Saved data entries
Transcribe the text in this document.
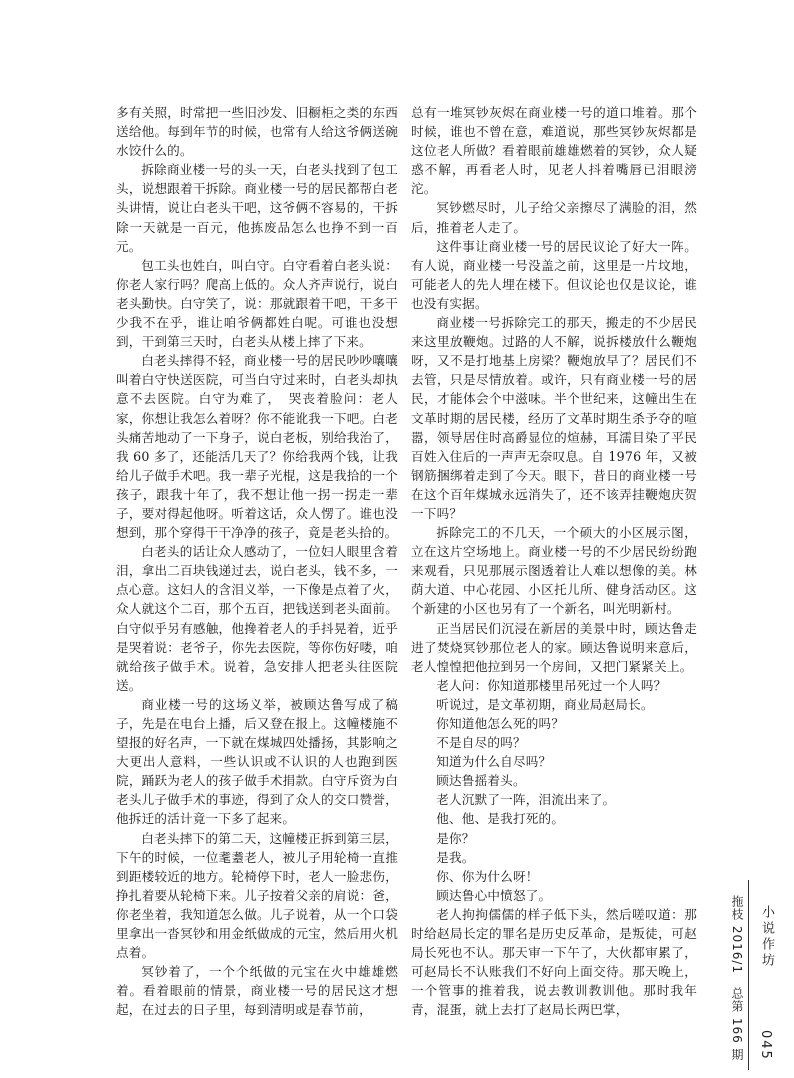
多有关照，时常把一些旧沙发、旧橱柜之类的东西送给他。每到年节的时候，也常有人给这爷俩送碗水饺什么的。

拆除商业楼一号的头一天，白老头找到了包工头，说想跟着干拆除。商业楼一号的居民都帮白老头讲情，说让白老头干吧，这爷俩不容易的，干拆除一天就是一百元，他拣废品怎么也挣不到一百元。

包工头也姓白，叫白守。白守看着白老头说：你老人家行吗？爬高上低的。众人齐声说行，说白老头勤快。白守笑了，说：那就跟着干吧，干多干少我不在乎，谁让咱爷俩都姓白呢。可谁也没想到，干到第三天时，白老头从楼上摔了下来。

白老头摔得不轻，商业楼一号的居民吵吵嚷嚷叫着白守快送医院，可当白守过来时，白老头却执意不去医院。白守为难了，　哭丧着脸问：老人家，你想让我怎么着呀？你不能讹我一下吧。白老头痛苦地动了一下身子，说白老板，别给我治了，我 60 多了，还能活几天了？你给我两个钱，让我给儿子做手术吧。我一辈子光棍，这是我拾的一个孩子，跟我十年了，我不想让他一拐一拐走一辈子，要对得起他呀。听着这话，众人愣了。谁也没想到，那个穿得干干净净的孩子，竟是老头拾的。

白老头的话让众人感动了，一位妇人眼里含着泪，拿出二百块钱递过去，说白老头，钱不多，一点心意。这妇人的含泪义举，一下像是点着了火，众人就这个二百，那个五百，把钱送到老头面前。白守似乎另有感触，他搀着老人的手抖晃着，近乎是哭着说：老爷子，你先去医院，等你伤好喽，咱就给孩子做手术。说着，急安排人把老头往医院送。

商业楼一号的这场义举，被顾达鲁写成了稿子，先是在电台上播，后又登在报上。这幢楼施不望报的好名声，一下就在煤城四处播扬，其影响之大更出人意料，一些认识或不认识的人也跑到医院，踊跃为老人的孩子做手术捐款。白守斥资为白老头儿子做手术的事迹，得到了众人的交口赞誉，他拆迁的活计竟一下多了起来。

白老头摔下的第二天，这幢楼正拆到第三层，下午的时候，一位耄耋老人，被儿子用轮椅一直推到距楼较近的地方。轮椅停下时，老人一脸悲伤，挣扎着要从轮椅下来。儿子按着父亲的肩说：爸，你老坐着，我知道怎么做。儿子说着，从一个口袋里拿出一沓冥钞和用金纸做成的元宝，然后用火机点着。

冥钞着了，一个个纸做的元宝在火中雄雄燃着。看着眼前的情景，商业楼一号的居民这才想起，在过去的日子里，每到清明或是春节前，

总有一堆冥钞灰烬在商业楼一号的道口堆着。那个时候，谁也不曾在意，难道说，那些冥钞灰烬都是这位老人所做？看着眼前雄雄燃着的冥钞，众人疑惑不解，再看老人时，见老人抖着嘴唇已泪眼滂沱。

冥钞燃尽时，儿子给父亲擦尽了满脸的泪，然后，推着老人走了。

这件事让商业楼一号的居民议论了好大一阵。有人说，商业楼一号没盖之前，这里是一片坟地，可能老人的先人埋在楼下。但议论也仅是议论，谁也没有实据。

商业楼一号拆除完工的那天，搬走的不少居民来这里放鞭炮。过路的人不解，说拆楼放什么鞭炮呀，又不是打地基上房梁？鞭炮放早了？居民们不去管，只是尽情放着。或许，只有商业楼一号的居民，才能体会个中滋味。半个世纪来，这幢出生在文革时期的居民楼，经历了文革时期生杀予夺的喧嚣，领导居住时高爵显位的煊赫，耳濡目染了平民百姓入住后的一声声无奈叹息。自 1976 年，又被钢筋捆绑着走到了今天。眼下，昔日的商业楼一号在这个百年煤城永远消失了，还不该弄挂鞭炮庆贺一下吗？

拆除完工的不几天，一个硕大的小区展示图，立在这片空场地上。商业楼一号的不少居民纷纷跑来观看，只见那展示图透着让人难以想像的美。林荫大道、中心花园、小区托儿所、健身活动区。这个新建的小区也另有了一个新名，叫光明新村。

正当居民们沉浸在新居的美景中时，顾达鲁走进了焚烧冥钞那位老人的家。顾达鲁说明来意后，老人惶惶把他拉到另一个房间，又把门紧紧关上。

老人问：你知道那楼里吊死过一个人吗？

听说过，是文革初期，商业局赵局长。

你知道他怎么死的吗？

不是自尽的吗？

知道为什么自尽吗？

顾达鲁摇着头。

老人沉默了一阵，泪流出来了。

他、他、是我打死的。

是你？

是我。

你、你为什么呀！

顾达鲁心中愤怒了。

老人拘拘儒儒的样子低下头，然后嗟叹道：那时给赵局长定的罪名是历史反革命，是叛徒，可赵局长死也不认。那天审一下午了，大伙都审累了，可赵局长不认账我们不好向上面交待。那天晚上，一个管事的推着我，说去教训教训他。那时我年青，混蛋，就上去打了赵局长两巴掌，	拖枝 2016/1　总第 166 期 小说作坊
045
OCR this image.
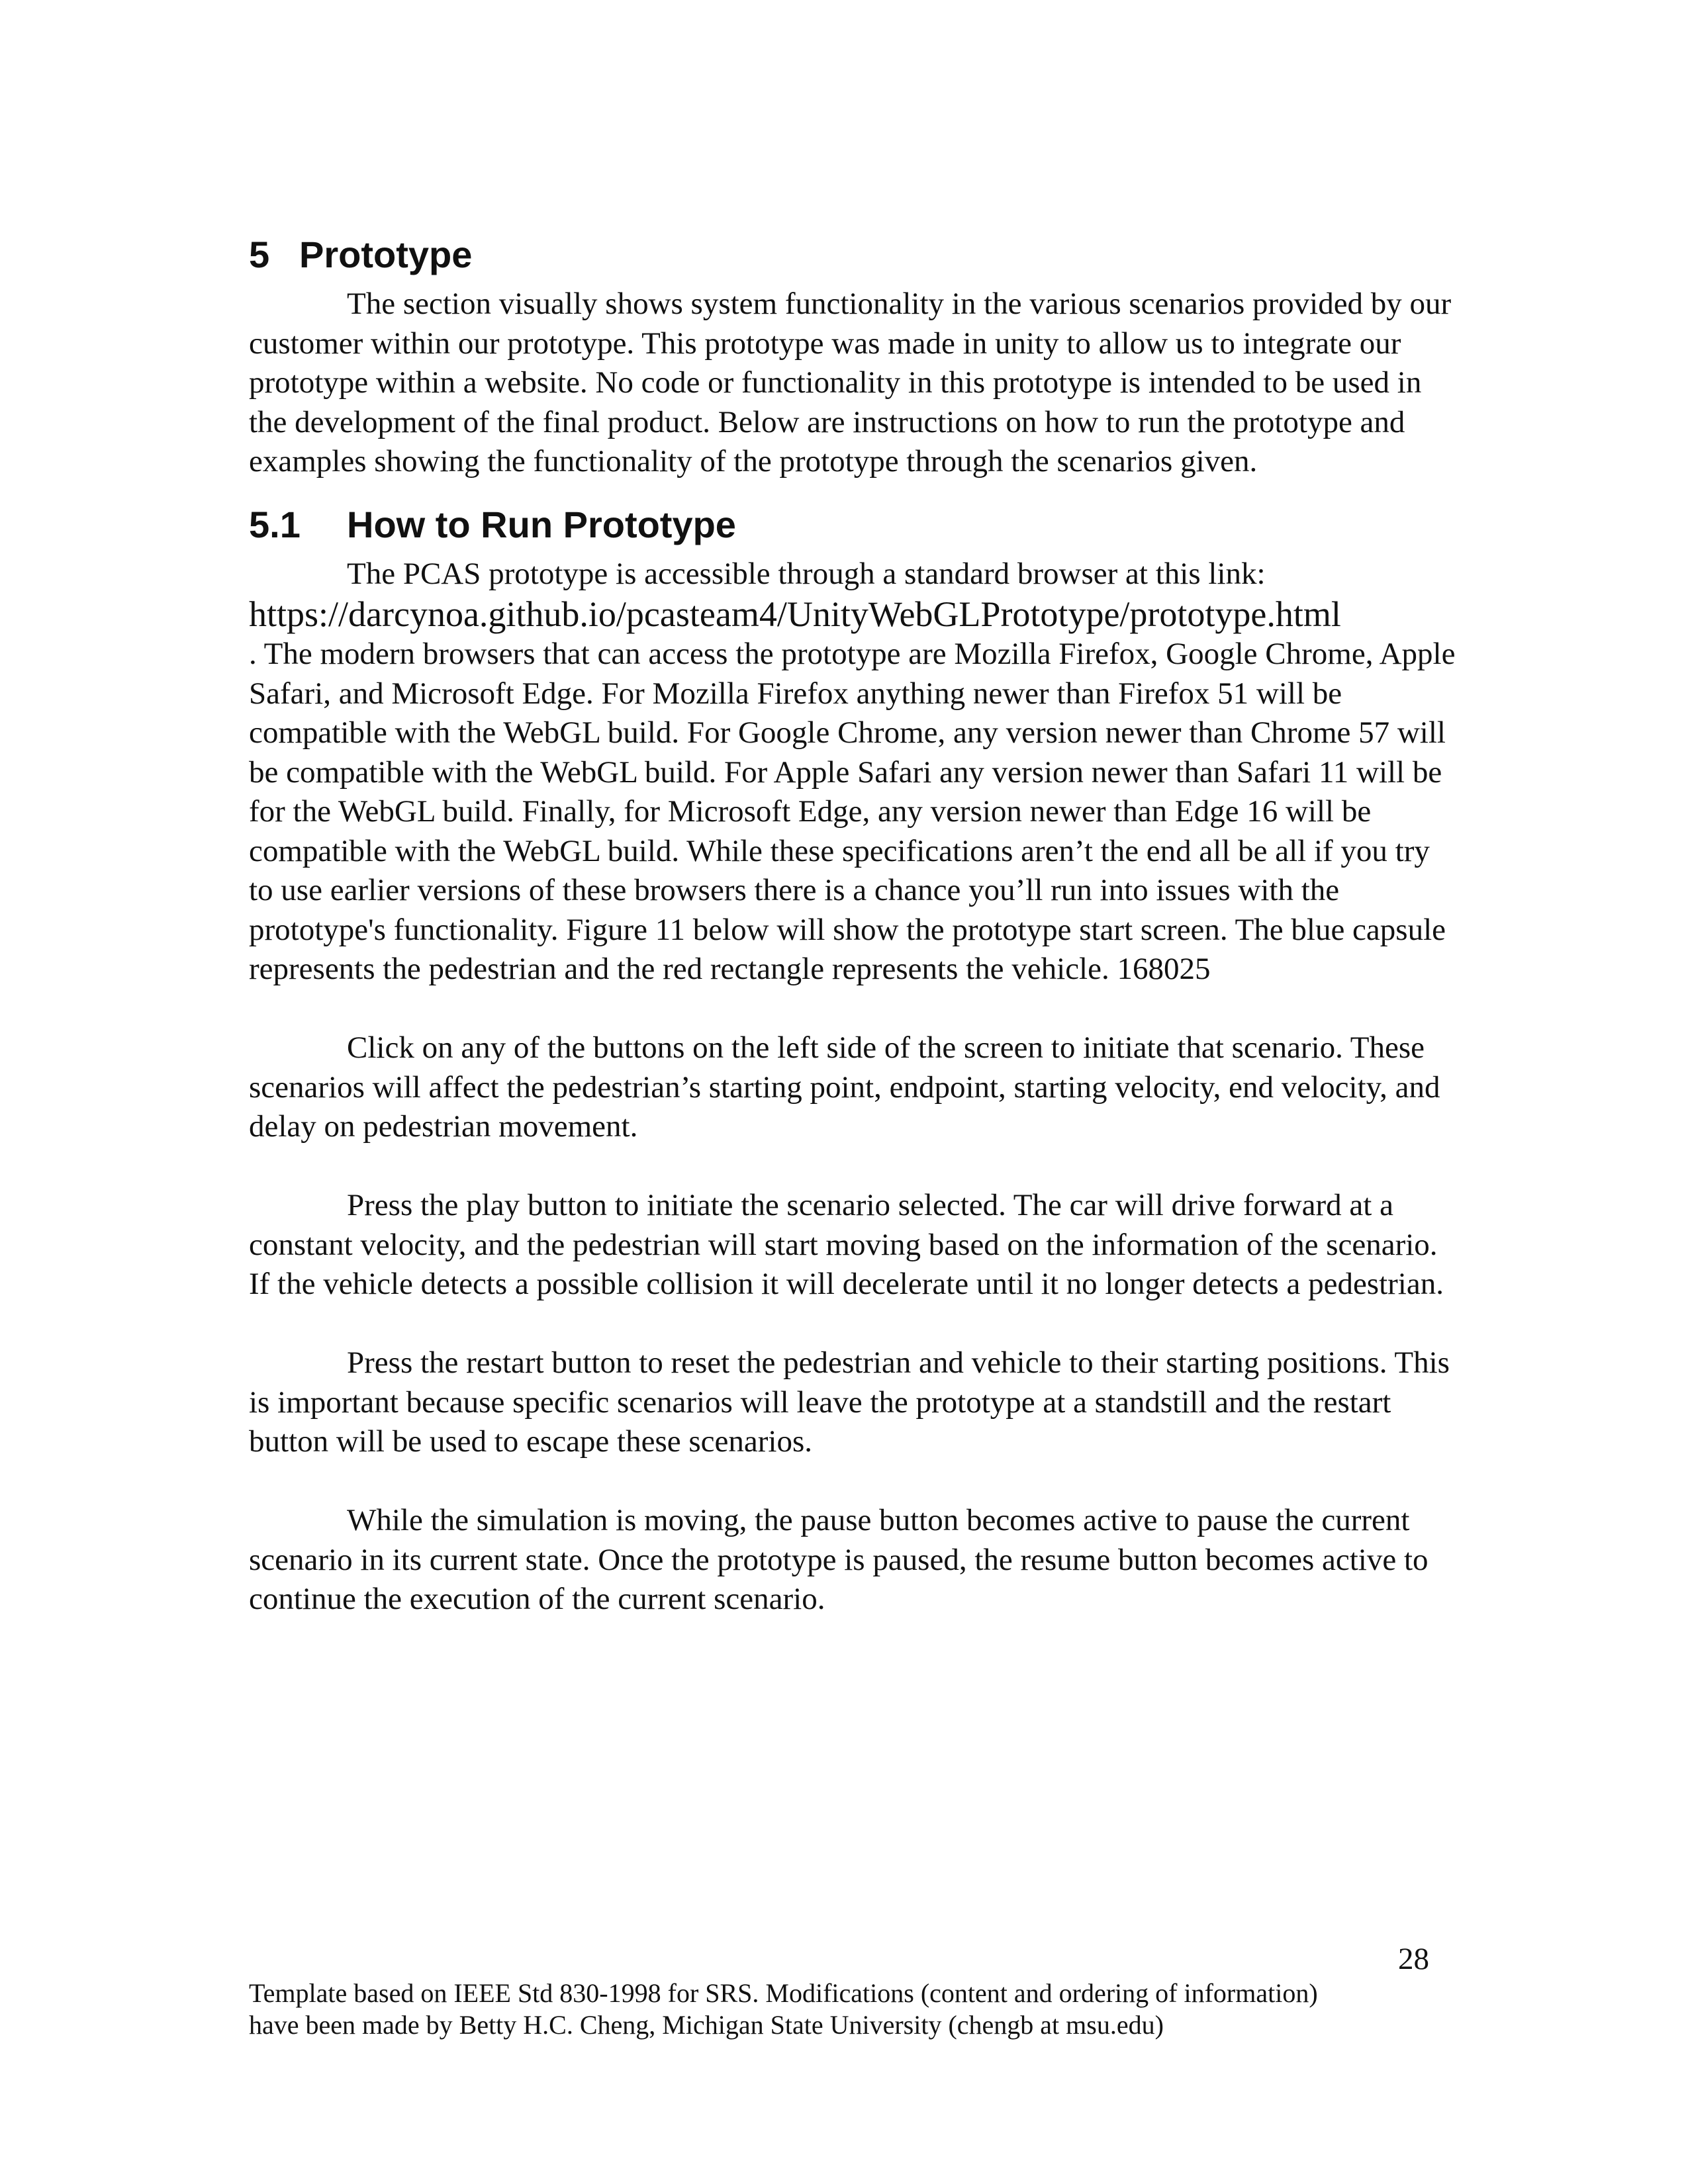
5 Prototype

The section visually shows system functionality in the various scenarios provided by our customer within our prototype. This prototype was made in unity to allow us to integrate our prototype within a website. No code or functionality in this prototype is intended to be used in the development of the final product. Below are instructions on how to run the prototype and examples showing the functionality of the prototype through the scenarios given.

5.1 How to Run Prototype

The PCAS prototype is accessible through a standard browser at this link:

https://darcynoa.github.io/pcasteam4/UnityWebGLPrototype/prototype.html

. The modern browsers that can access the prototype are Mozilla Firefox, Google Chrome, Apple Safari, and Microsoft Edge. For Mozilla Firefox anything newer than Firefox 51 will be compatible with the WebGL build. For Google Chrome, any version newer than Chrome 57 will be compatible with the WebGL build. For Apple Safari any version newer than Safari 11 will be for the WebGL build. Finally, for Microsoft Edge, any version newer than Edge 16 will be compatible with the WebGL build. While these specifications aren’t the end all be all if you try to use earlier versions of these browsers there is a chance you’ll run into issues with the prototype's functionality. Figure 11 below will show the prototype start screen. The blue capsule represents the pedestrian and the red rectangle represents the vehicle. 168025

Click on any of the buttons on the left side of the screen to initiate that scenario. These scenarios will affect the pedestrian’s starting point, endpoint, starting velocity, end velocity, and delay on pedestrian movement.

Press the play button to initiate the scenario selected. The car will drive forward at a constant velocity, and the pedestrian will start moving based on the information of the scenario. If the vehicle detects a possible collision it will decelerate until it no longer detects a pedestrian.

Press the restart button to reset the pedestrian and vehicle to their starting positions. This is important because specific scenarios will leave the prototype at a standstill and the restart button will be used to escape these scenarios.

While the simulation is moving, the pause button becomes active to pause the current scenario in its current state. Once the prototype is paused, the resume button becomes active to continue the execution of the current scenario.

28
Template based on IEEE Std 830-1998 for SRS. Modifications (content and ordering of information)
have been made by Betty H.C. Cheng, Michigan State University (chengb at msu.edu)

TASK DETAILS: Say how many lines of the data include the word "screen". Respond with the number alone.

FINISHED TASK: 2